- **Given request**
Please copy each of the following items line for line, keeping every character unchanged.
---
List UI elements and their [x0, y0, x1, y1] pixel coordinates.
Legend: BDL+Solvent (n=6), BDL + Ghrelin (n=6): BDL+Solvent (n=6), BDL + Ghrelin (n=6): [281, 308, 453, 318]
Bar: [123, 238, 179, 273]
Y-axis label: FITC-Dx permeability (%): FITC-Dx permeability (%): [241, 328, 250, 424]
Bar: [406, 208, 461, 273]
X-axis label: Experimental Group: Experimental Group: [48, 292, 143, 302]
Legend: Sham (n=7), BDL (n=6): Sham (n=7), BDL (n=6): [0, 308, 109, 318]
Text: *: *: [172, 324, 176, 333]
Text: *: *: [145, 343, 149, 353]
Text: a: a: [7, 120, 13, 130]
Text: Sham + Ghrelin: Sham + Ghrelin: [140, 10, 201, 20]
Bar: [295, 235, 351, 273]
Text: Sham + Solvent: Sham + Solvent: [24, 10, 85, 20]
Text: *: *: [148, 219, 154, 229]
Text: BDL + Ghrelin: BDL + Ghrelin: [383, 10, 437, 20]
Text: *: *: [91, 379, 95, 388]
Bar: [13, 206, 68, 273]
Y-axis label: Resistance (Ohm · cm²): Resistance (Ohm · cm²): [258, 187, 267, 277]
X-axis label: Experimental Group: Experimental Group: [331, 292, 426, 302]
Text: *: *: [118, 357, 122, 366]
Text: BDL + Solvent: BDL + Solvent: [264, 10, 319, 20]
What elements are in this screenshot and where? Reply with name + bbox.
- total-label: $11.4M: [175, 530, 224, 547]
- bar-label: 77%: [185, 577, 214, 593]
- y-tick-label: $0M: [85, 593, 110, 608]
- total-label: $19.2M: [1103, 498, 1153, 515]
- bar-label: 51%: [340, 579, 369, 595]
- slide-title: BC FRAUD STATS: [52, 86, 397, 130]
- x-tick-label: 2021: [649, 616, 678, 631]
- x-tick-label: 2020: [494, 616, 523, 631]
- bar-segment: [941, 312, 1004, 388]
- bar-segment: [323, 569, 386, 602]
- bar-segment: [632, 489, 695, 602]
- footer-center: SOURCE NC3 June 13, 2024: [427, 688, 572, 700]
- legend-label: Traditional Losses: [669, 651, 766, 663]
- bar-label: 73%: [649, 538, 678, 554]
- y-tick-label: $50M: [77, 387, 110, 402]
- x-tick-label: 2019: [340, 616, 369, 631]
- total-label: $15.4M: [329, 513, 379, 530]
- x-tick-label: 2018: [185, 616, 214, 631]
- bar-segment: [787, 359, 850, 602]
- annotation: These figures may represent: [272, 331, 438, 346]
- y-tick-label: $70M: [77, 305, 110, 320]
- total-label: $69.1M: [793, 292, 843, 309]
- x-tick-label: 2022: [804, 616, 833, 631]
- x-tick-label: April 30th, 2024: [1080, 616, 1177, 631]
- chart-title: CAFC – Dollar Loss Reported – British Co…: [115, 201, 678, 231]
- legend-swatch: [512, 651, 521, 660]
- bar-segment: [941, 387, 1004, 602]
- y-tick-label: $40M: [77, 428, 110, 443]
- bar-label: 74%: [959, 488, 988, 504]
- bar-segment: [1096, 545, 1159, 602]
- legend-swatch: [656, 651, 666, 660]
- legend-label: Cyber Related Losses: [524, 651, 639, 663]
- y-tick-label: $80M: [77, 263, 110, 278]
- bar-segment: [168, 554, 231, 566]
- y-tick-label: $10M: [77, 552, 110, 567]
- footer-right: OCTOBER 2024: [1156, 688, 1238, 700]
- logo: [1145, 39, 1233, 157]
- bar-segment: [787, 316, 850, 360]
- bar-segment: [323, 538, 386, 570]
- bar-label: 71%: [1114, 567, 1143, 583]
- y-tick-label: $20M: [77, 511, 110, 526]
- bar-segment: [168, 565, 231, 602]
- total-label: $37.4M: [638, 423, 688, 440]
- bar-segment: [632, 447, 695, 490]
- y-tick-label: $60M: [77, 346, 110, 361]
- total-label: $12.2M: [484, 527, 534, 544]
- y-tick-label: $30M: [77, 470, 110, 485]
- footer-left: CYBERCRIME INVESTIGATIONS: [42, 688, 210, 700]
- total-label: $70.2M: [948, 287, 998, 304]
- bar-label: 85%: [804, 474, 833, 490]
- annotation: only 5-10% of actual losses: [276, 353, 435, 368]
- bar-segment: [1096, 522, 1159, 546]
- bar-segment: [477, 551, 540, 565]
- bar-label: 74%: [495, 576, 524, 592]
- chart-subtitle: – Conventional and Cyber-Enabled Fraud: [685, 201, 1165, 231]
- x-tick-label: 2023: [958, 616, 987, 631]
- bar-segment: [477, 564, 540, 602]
---
- **Written response**
List UI elements and their [x0, y0, x1, y1] pixel coordinates.
Legend: BDL+Solvent (n=6), BDL + Ghrelin (n=6): BDL+Solvent (n=6), BDL + Ghrelin (n=6): [281, 308, 453, 318]
Bar: [123, 238, 179, 273]
Y-axis label: FITC-Dx permeability (%): FITC-Dx permeability (%): [241, 328, 250, 424]
Bar: [406, 208, 461, 273]
X-axis label: Experimental Group: Experimental Group: [48, 292, 143, 302]
Legend: Sham (n=7), BDL (n=6): Sham (n=7), BDL (n=6): [0, 308, 109, 318]
Text: *: *: [172, 324, 176, 333]
Text: *: *: [145, 343, 149, 353]
Text: a: a: [7, 120, 13, 130]
Text: Sham + Ghrelin: Sham + Ghrelin: [140, 10, 201, 20]
Bar: [295, 235, 351, 273]
Text: Sham + Solvent: Sham + Solvent: [24, 10, 85, 20]
Text: *: *: [148, 219, 154, 229]
Text: BDL + Ghrelin: BDL + Ghrelin: [383, 10, 437, 20]
Text: *: *: [91, 379, 95, 388]
Bar: [13, 206, 68, 273]
Y-axis label: Resistance (Ohm · cm²): Resistance (Ohm · cm²): [258, 187, 267, 277]
X-axis label: Experimental Group: Experimental Group: [331, 292, 426, 302]
Text: *: *: [118, 357, 122, 366]
Text: BDL + Solvent: BDL + Solvent: [264, 10, 319, 20]
What elements are in this screenshot and where? Reply with name + bbox.
- total-label: $11.4M: [175, 530, 224, 547]
- bar-label: 77%: [185, 577, 214, 593]
- y-tick-label: $0M: [85, 593, 110, 608]
- total-label: $19.2M: [1103, 498, 1153, 515]
- bar-label: 51%: [340, 579, 369, 595]
- slide-title: BC FRAUD STATS: [52, 86, 397, 130]
- x-tick-label: 2021: [649, 616, 678, 631]
- x-tick-label: 2020: [494, 616, 523, 631]
- bar-segment: [941, 312, 1004, 388]
- bar-segment: [323, 569, 386, 602]
- bar-segment: [632, 489, 695, 602]
- footer-center: SOURCE NC3 June 13, 2024: [427, 688, 572, 700]
- legend-label: Traditional Losses: [669, 651, 766, 663]
- bar-label: 73%: [649, 538, 678, 554]
- y-tick-label: $50M: [77, 387, 110, 402]
- x-tick-label: 2019: [340, 616, 369, 631]
- total-label: $15.4M: [329, 513, 379, 530]
- x-tick-label: 2018: [185, 616, 214, 631]
- bar-segment: [787, 359, 850, 602]
- annotation: These figures may represent: [272, 331, 438, 346]
- y-tick-label: $70M: [77, 305, 110, 320]
- total-label: $69.1M: [793, 292, 843, 309]
- x-tick-label: 2022: [804, 616, 833, 631]
- x-tick-label: April 30th, 2024: [1080, 616, 1177, 631]
- chart-title: CAFC – Dollar Loss Reported – British Co…: [115, 201, 678, 231]
- legend-swatch: [512, 651, 521, 660]
- bar-segment: [941, 387, 1004, 602]
- y-tick-label: $40M: [77, 428, 110, 443]
- bar-label: 74%: [959, 488, 988, 504]
- bar-segment: [1096, 545, 1159, 602]
- legend-swatch: [656, 651, 666, 660]
- legend-label: Cyber Related Losses: [524, 651, 639, 663]
- y-tick-label: $80M: [77, 263, 110, 278]
- bar-segment: [168, 554, 231, 566]
- y-tick-label: $10M: [77, 552, 110, 567]
- footer-right: OCTOBER 2024: [1156, 688, 1238, 700]
- logo: [1145, 39, 1233, 157]
- bar-segment: [787, 316, 850, 360]
- bar-segment: [323, 538, 386, 570]
- bar-label: 71%: [1114, 567, 1143, 583]
- y-tick-label: $20M: [77, 511, 110, 526]
- bar-segment: [168, 565, 231, 602]
- total-label: $37.4M: [638, 423, 688, 440]
- bar-segment: [632, 447, 695, 490]
- y-tick-label: $60M: [77, 346, 110, 361]
- total-label: $12.2M: [484, 527, 534, 544]
- y-tick-label: $30M: [77, 470, 110, 485]
- footer-left: CYBERCRIME INVESTIGATIONS: [42, 688, 210, 700]
- total-label: $70.2M: [948, 287, 998, 304]
- bar-label: 85%: [804, 474, 833, 490]
- annotation: only 5-10% of actual losses: [276, 353, 435, 368]
- bar-segment: [1096, 522, 1159, 546]
- bar-segment: [477, 551, 540, 565]
- bar-label: 74%: [495, 576, 524, 592]
- chart-subtitle: – Conventional and Cyber-Enabled Fraud: [685, 201, 1165, 231]
- x-tick-label: 2023: [958, 616, 987, 631]
- bar-segment: [477, 564, 540, 602]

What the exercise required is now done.